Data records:
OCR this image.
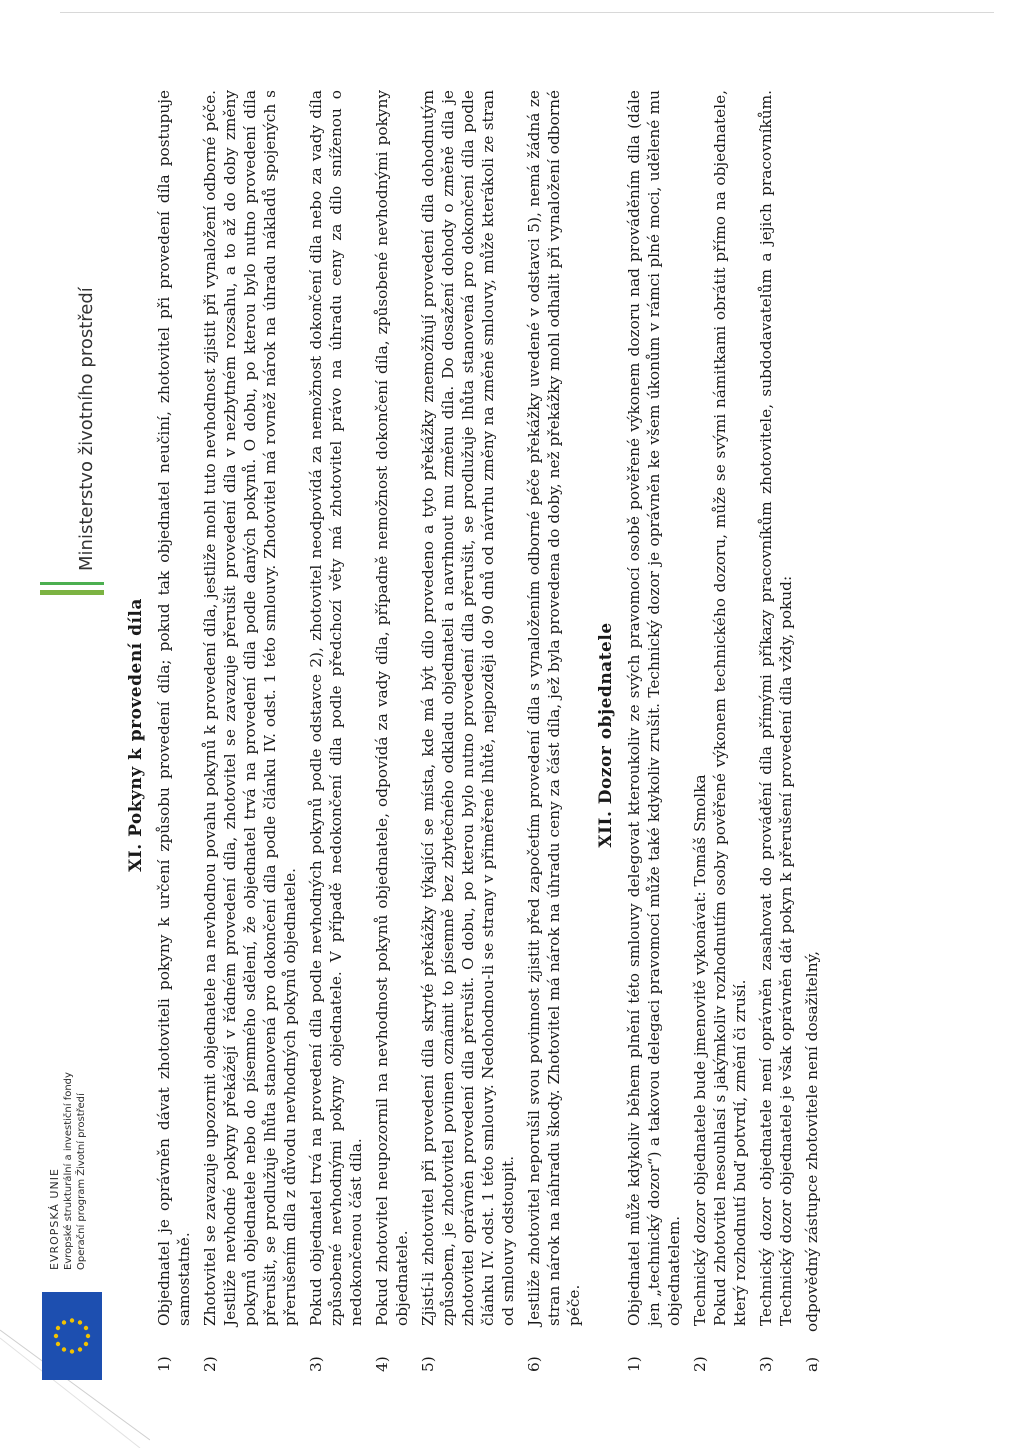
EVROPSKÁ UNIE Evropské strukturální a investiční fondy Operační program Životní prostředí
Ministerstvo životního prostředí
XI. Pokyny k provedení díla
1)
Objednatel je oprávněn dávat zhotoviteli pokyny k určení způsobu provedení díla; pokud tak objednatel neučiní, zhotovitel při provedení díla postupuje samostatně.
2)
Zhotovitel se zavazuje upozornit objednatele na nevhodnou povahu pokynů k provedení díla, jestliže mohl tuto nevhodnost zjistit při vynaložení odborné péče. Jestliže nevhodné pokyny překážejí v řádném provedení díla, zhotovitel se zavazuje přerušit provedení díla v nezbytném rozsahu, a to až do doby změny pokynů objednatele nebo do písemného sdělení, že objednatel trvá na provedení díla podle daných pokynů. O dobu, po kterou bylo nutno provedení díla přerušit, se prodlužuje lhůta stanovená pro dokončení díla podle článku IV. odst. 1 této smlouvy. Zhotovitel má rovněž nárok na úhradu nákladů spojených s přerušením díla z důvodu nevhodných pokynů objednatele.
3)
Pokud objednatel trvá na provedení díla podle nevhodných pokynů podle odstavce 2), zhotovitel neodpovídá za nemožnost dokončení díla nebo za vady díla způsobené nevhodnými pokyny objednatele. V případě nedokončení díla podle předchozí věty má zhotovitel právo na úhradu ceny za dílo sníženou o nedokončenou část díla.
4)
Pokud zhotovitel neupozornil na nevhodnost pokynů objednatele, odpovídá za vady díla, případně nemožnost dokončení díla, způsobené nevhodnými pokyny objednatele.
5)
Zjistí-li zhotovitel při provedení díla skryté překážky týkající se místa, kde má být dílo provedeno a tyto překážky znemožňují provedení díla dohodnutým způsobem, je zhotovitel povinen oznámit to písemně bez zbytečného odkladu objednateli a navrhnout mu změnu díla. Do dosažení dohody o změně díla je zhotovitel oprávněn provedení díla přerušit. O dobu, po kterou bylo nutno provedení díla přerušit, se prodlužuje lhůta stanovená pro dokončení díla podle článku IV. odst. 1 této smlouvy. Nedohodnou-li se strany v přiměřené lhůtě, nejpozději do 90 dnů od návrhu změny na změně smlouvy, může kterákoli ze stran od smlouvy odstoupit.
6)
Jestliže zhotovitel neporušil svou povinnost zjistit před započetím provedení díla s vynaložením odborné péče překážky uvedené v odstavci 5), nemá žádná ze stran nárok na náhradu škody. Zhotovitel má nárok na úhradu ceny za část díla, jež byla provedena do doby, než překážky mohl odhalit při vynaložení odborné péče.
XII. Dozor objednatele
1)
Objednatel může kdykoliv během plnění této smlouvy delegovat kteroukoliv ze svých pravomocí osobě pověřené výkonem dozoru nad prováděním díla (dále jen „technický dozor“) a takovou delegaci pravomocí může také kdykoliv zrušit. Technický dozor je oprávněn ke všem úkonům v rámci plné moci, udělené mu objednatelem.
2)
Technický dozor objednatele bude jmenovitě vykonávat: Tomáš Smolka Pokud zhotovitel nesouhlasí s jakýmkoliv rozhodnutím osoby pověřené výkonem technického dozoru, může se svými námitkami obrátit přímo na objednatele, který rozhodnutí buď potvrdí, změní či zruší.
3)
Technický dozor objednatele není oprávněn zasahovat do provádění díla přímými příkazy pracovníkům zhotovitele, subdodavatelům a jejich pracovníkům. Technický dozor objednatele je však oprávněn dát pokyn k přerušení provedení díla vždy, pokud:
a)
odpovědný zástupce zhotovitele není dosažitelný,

## [Stated task]
Locate all lines that include the word "zhotovitele" and copy them out.

## [Expected answer]
Technický dozor objednatele není oprávněn zasahovat do provádění díla přímými příkazy pracovníkům zhotovitele, subdodavatelům a jejich pracovníkům. Technický dozor objednatele je však oprávněn dát pokyn k přerušení provedení díla vždy, pokud:
odpovědný zástupce zhotovitele není dosažitelný,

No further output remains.